Please transcribe the records from the first line through the line containing "star-marker <box>592 288 601 297</box>", both inclusive, character for character.
────────────────────────────────────────
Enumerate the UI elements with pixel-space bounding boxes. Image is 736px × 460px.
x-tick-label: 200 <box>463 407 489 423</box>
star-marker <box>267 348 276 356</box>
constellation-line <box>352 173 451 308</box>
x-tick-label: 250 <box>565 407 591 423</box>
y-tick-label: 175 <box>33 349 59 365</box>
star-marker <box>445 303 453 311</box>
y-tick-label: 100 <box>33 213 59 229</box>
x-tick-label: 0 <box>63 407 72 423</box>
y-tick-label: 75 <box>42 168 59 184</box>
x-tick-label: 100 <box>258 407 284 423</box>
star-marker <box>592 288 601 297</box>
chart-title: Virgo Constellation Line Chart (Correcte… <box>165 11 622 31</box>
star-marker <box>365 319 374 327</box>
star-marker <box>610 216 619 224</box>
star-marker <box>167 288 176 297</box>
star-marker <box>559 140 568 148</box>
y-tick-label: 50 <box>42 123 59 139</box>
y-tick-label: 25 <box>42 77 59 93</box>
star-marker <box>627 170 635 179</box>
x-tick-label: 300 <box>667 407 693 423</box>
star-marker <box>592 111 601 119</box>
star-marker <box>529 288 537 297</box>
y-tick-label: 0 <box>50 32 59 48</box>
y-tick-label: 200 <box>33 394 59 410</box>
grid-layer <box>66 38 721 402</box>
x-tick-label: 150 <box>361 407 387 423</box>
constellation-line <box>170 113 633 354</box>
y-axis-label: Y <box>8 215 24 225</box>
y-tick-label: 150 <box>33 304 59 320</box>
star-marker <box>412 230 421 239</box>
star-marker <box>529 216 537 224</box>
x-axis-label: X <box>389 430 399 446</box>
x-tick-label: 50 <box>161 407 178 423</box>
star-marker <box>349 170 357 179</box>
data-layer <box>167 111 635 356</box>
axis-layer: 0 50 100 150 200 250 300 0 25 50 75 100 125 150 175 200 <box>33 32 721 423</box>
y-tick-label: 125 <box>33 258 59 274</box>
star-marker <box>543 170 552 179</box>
────────────────────────────────────────
Output of the task ->
Enumerate the UI elements with pixel-space bounding boxes. Image is 736px × 460px.
x-tick-label: 200 <box>463 407 489 423</box>
star-marker <box>267 348 276 356</box>
constellation-line <box>352 173 451 308</box>
x-tick-label: 250 <box>565 407 591 423</box>
y-tick-label: 175 <box>33 349 59 365</box>
star-marker <box>445 303 453 311</box>
y-tick-label: 100 <box>33 213 59 229</box>
x-tick-label: 0 <box>63 407 72 423</box>
y-tick-label: 75 <box>42 168 59 184</box>
x-tick-label: 100 <box>258 407 284 423</box>
star-marker <box>592 288 601 297</box>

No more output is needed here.